### [TASKS AND EXERCISES]
1. Reproduce the India real estate article between "A year of landmark" and "to the sector.", inclusive, switching "Mumbai" to "Bombay" throughout.
2. Turn the paragraph of the India real estate article that begins "The rules also dictate" into a short bulleted list that keeps its main facts.

### [SOURCE PASSAGE]

'Year 2017 has changed India's real estate forever'

A year of landmark reforms has slowed the sector, but developers hope the revamp will pay off in long run

A man works on a construction site in Mumbai, India. Developers are hoping for a better year next year. Shailesh Andrade/Reuters
A man works on a construction site in Mumbai, India. Developers are hoping for a better year next year. Shailesh Andrade/Reuters

Property developers in India are hoping for a pick up in business in 2018, following a tightening of the regulatory environment and the continued impact of demonetisation, which made this year challenging for the sector.

A long-awaited real estate regulation act (Rera) came into effect in May, aimed at bringing much-needed accountability and transparency to the sector.

“If anything, 2017 will be remembered in history as one of the most challenging years for developers as they survived GST [India's new goods and services tax], demonetisation and Rera,” says Amit Wadhwani, the director of Sai Estate Consultants, a real estate broking firm in Mumbai.

Demonetisation, a move in which he Indian government suddenly banned the two highest-value banknotes, sapped a lot of the liquidity in the Indian economy, negatively impacting the property sector. The primary aim of demonetisation was to reduce the amount of black money in the Indian economy, of which the real estate sector had been a major beneficiary, along with the legal cash flows it was accustomed to receiving.

The past few years have been difficult for India's real estate sector, but this year was particularly tough, data reveals. The number of residential units sold in India's top eight cities, which include New Delhi, Mumbai, and Chennai, declined by 11 per cent in the first half of this year compared to the same period a year earlier, according to Knight Frank. Residential launches dropped by 41 per cent.

Meanwhile, Rera “has completely changed the landscape of the real estate sector”, says Rohit Poddar, the managing director of Poddar Housing and Development.

The act is applicable to residential and commercial developments. Under the act, projects and real estate agents have to be registered. Developers can face punishment of imprisonment of up to three years and brokers can be jailed for up to one year for violation of the rules.

The rules also dictate that developers are responsible for paying the interest on bank loans in the instance of construction delays. In addition, 70 per cent of the money collected from customers has to be deposited in a separate bank account. The act helps to protect homebuyers from unscrupulous developers and it will ultimately boost consumer confidence, experts say. But it has caused some upheaval in the sector.

### [RECORD SET]

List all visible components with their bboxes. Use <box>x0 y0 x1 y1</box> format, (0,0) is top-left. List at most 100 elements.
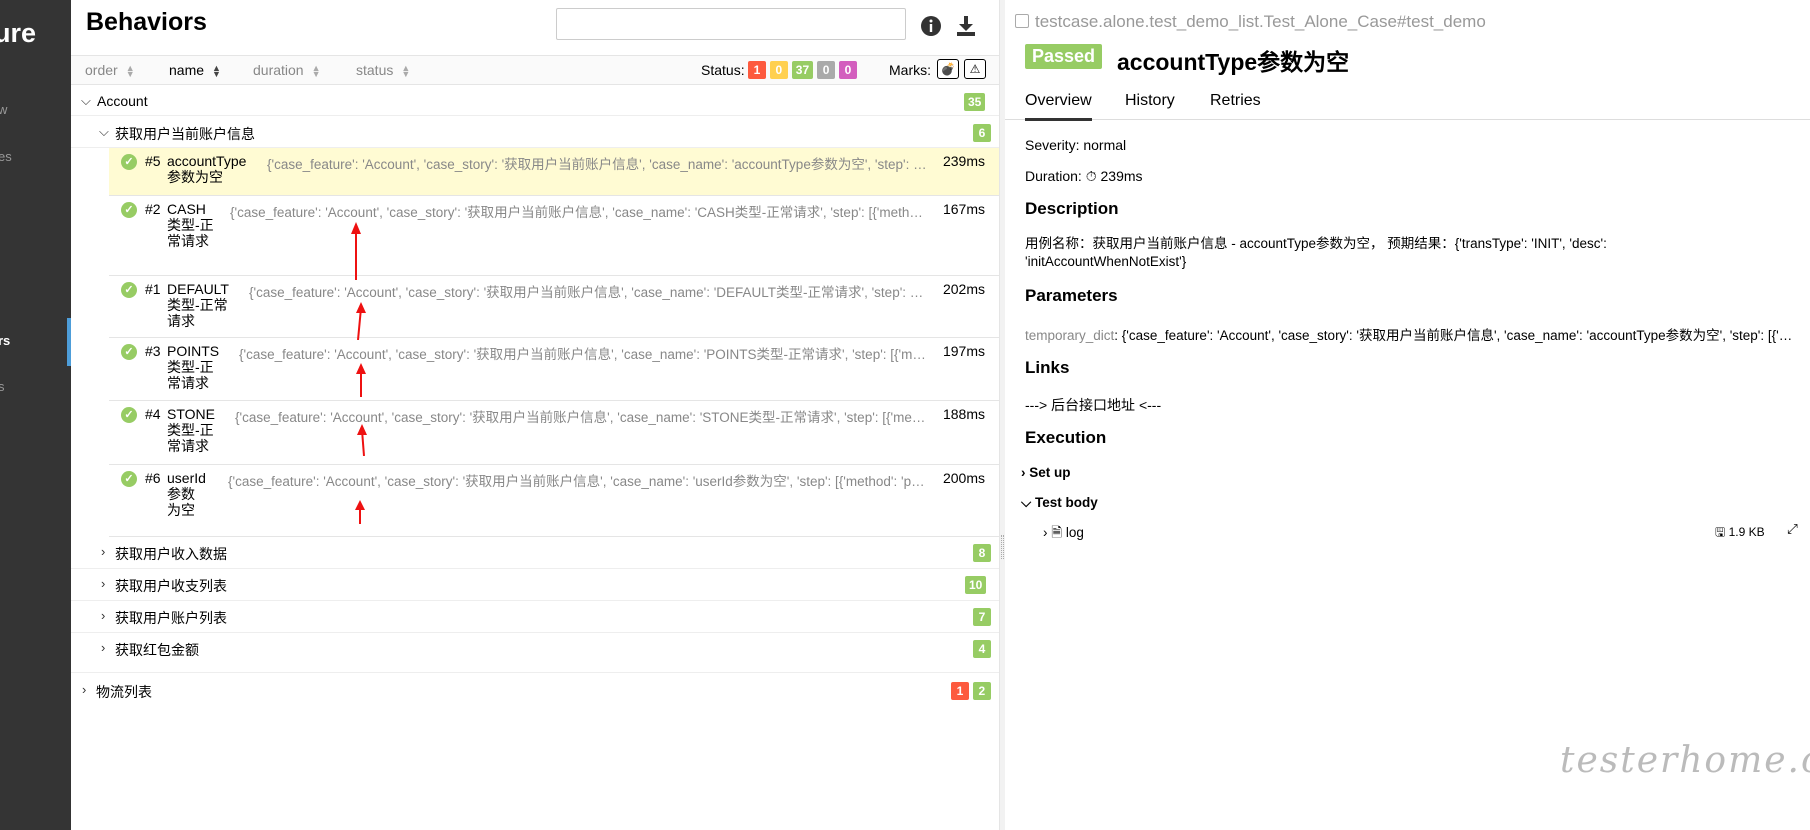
chevron-right-icon: › <box>101 608 106 623</box>
chevron-down-icon: ⌵ <box>81 93 91 108</box>
group-label: 物流列表 <box>96 684 152 700</box>
status-broken-toggle[interactable]: 0 <box>769 61 788 79</box>
case-name: STONE类型-正常请求 <box>167 406 215 454</box>
test-case-row[interactable]: ✓ #4 STONE类型-正常请求 {'case_feature': 'Acco… <box>109 401 999 465</box>
chevron-down-icon: ⌵ <box>99 124 109 139</box>
page-title: Behaviors <box>86 8 207 36</box>
passed-icon: ✓ <box>121 471 137 487</box>
story-label: 获取用户账户列表 <box>115 610 227 626</box>
group-failed-count: 1 <box>951 682 969 700</box>
status-unknown-toggle[interactable]: 0 <box>838 61 857 79</box>
tree-story[interactable]: › 获取用户收入数据 8 <box>71 537 999 569</box>
test-case-row[interactable]: ✓ #3 POINTS类型-正常请求 {'case_feature': 'Acc… <box>109 338 999 401</box>
chevron-right-icon: › <box>101 576 106 591</box>
case-params: {'case_feature': 'Account', 'case_story'… <box>230 205 927 220</box>
sort-bar: order ▲ ▼ name ▲ ▼ duration ▲ ▼ status ▲ ▼ Statu… <box>71 55 999 85</box>
attachment-size: 🖫 1.9 KB <box>1715 525 1765 539</box>
copy-icon[interactable] <box>1015 14 1029 28</box>
story-count: 10 <box>965 576 987 594</box>
status-passed-toggle[interactable]: 37 <box>791 61 814 79</box>
sort-status[interactable]: status ▲ ▼ <box>356 62 410 79</box>
annotation-arrow-icon <box>355 500 365 524</box>
parameter-key: temporary_dict <box>1025 328 1115 343</box>
flaky-icon[interactable]: 💣 <box>937 59 959 79</box>
tree-pane: Behaviors order ▲ ▼ name ▲ ▼ duration ▲ ▼ stat… <box>71 0 1005 830</box>
annotation-arrow-icon <box>356 363 366 397</box>
attachment-log[interactable]: › 🗎 log <box>1043 523 1084 546</box>
test-case-row[interactable]: ✓ #6 userId参数为空 {'case_feature': 'Accoun… <box>109 465 999 537</box>
link[interactable]: ---> 后台接口地址 <--- <box>1025 395 1161 415</box>
story-label: 获取用户收入数据 <box>115 546 227 562</box>
parameter-row: temporary_dict: {'case_feature': 'Accoun… <box>1025 324 1800 344</box>
status-filter-label: Status: <box>701 62 745 78</box>
tree-group-logistics[interactable]: › 物流列表 1 2 <box>71 673 999 709</box>
case-duration: 200ms <box>942 470 985 486</box>
tree-story[interactable]: ⌵ 获取用户当前账户信息 6 <box>71 118 999 148</box>
case-name: userId参数为空 <box>167 470 206 518</box>
chevron-right-icon: › <box>82 682 87 697</box>
description-heading: Description <box>1025 199 1119 218</box>
case-number: #2 <box>145 201 161 217</box>
tab-overview[interactable]: Overview <box>1025 92 1092 121</box>
status-failed-toggle[interactable]: 1 <box>748 61 766 79</box>
tree-story[interactable]: › 获取红包金额 4 <box>71 633 999 673</box>
tab-history[interactable]: History <box>1125 92 1175 110</box>
sidebar-item-behaviors[interactable]: rs <box>0 333 10 348</box>
file-icon: 🗎 <box>1051 525 1066 540</box>
passed-icon: ✓ <box>121 282 137 298</box>
annotation-arrow-icon <box>357 424 367 456</box>
duration: Duration: ⏱ 239ms <box>1025 168 1143 184</box>
sort-order[interactable]: order ▲ ▼ <box>85 62 135 79</box>
links-heading: Links <box>1025 358 1070 377</box>
story-count: 6 <box>973 124 991 142</box>
sidebar-item-overview[interactable]: w <box>0 102 7 117</box>
info-icon[interactable] <box>919 14 943 38</box>
download-icon[interactable] <box>954 14 978 38</box>
annotation-arrow-icon <box>356 302 366 340</box>
setup-section[interactable]: › Set up <box>1021 465 1071 480</box>
test-case-row[interactable]: ✓ #5 accountType参数为空 {'case_feature': 'A… <box>109 148 999 196</box>
tab-retries[interactable]: Retries <box>1210 92 1261 110</box>
case-duration: 239ms <box>942 153 985 169</box>
test-case-row[interactable]: ✓ #2 CASH类型-正常请求 {'case_feature': 'Accou… <box>109 196 999 276</box>
execution-heading: Execution <box>1025 428 1107 447</box>
test-case-row[interactable]: ✓ #1 DEFAULT类型-正常请求 {'case_feature': 'Ac… <box>109 276 999 338</box>
description-text: 用例名称：获取用户当前账户信息 - accountType参数为空， 预期结果：… <box>1025 236 1607 269</box>
sidebar-item-packages[interactable]: s <box>0 379 5 394</box>
case-number: #1 <box>145 281 161 297</box>
case-params: {'case_feature': 'Account', 'case_story'… <box>267 157 927 172</box>
case-duration: 202ms <box>942 281 985 297</box>
app-sidebar: ure w es rs s <box>0 0 71 830</box>
case-params: {'case_feature': 'Account', 'case_story'… <box>228 474 927 489</box>
chevron-right-icon: › <box>1021 465 1030 480</box>
case-name: DEFAULT类型-正常请求 <box>167 281 229 329</box>
case-number: #6 <box>145 470 161 486</box>
group-count: 35 <box>964 93 986 111</box>
case-params: {'case_feature': 'Account', 'case_story'… <box>249 285 927 300</box>
case-name: POINTS类型-正常请求 <box>167 343 220 391</box>
app-logo: ure <box>0 18 37 48</box>
test-full-path[interactable]: testcase.alone.test_demo_list.Test_Alone… <box>1015 12 1486 32</box>
sort-duration[interactable]: duration ▲ ▼ <box>253 62 321 79</box>
chevron-down-icon: ⌵ <box>1021 495 1035 510</box>
tree-group-account[interactable]: ⌵ Account 35 <box>71 88 999 116</box>
story-label: 获取用户收支列表 <box>115 578 227 594</box>
warning-icon[interactable]: ⚠ <box>964 59 986 79</box>
tree-story[interactable]: › 获取用户收支列表 10 <box>71 569 999 601</box>
severity: Severity: normal <box>1025 137 1127 153</box>
case-duration: 167ms <box>942 201 985 217</box>
marks-label: Marks: <box>889 62 931 78</box>
tree-story[interactable]: › 获取用户账户列表 7 <box>71 601 999 633</box>
search-input[interactable] <box>556 8 906 40</box>
passed-icon: ✓ <box>121 202 137 218</box>
test-body-section[interactable]: ⌵ Test body <box>1021 495 1098 511</box>
status-skipped-toggle[interactable]: 0 <box>817 61 836 79</box>
passed-icon: ✓ <box>121 344 137 360</box>
watermark: testerhome.com <box>1560 740 1810 781</box>
sort-name[interactable]: name ▲ ▼ <box>169 62 221 79</box>
status-filter: 1 0 37 0 0 <box>748 61 857 79</box>
sidebar-item-categories[interactable]: es <box>0 149 12 164</box>
group-passed-count: 2 <box>972 682 991 700</box>
expand-icon[interactable]: ⤢ <box>1787 521 1798 537</box>
story-count: 4 <box>973 640 991 658</box>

### [TASK-BY-TASK ANSWERS]
1.
A year of landmark reforms has slowed the sector, but developers hope the revamp will pay off in long run

A man works on a construction site in Bombay, India. Developers are hoping for a better year next year. Shailesh Andrade/Reuters
A man works on a construction site in Bombay, India. Developers are hoping for a better year next year. Shailesh Andrade/Reuters

Property developers in India are hoping for a pick up in business in 2018, following a tightening of the regulatory environment and the continued impact of demonetisation, which made this year challenging for the sector.

A long-awaited real estate regulation act (Rera) came into effect in May, aimed at bringing much-needed accountability and transparency to the sector.

2.
- Developers must pay the interest on bank loans when construction is delayed.
- 70 per cent of the money collected from customers must go into a separate bank account.
- Experts say the act protects homebuyers from unscrupulous developers and will ultimately boost consumer confidence.
- It has also caused some upheaval in the sector.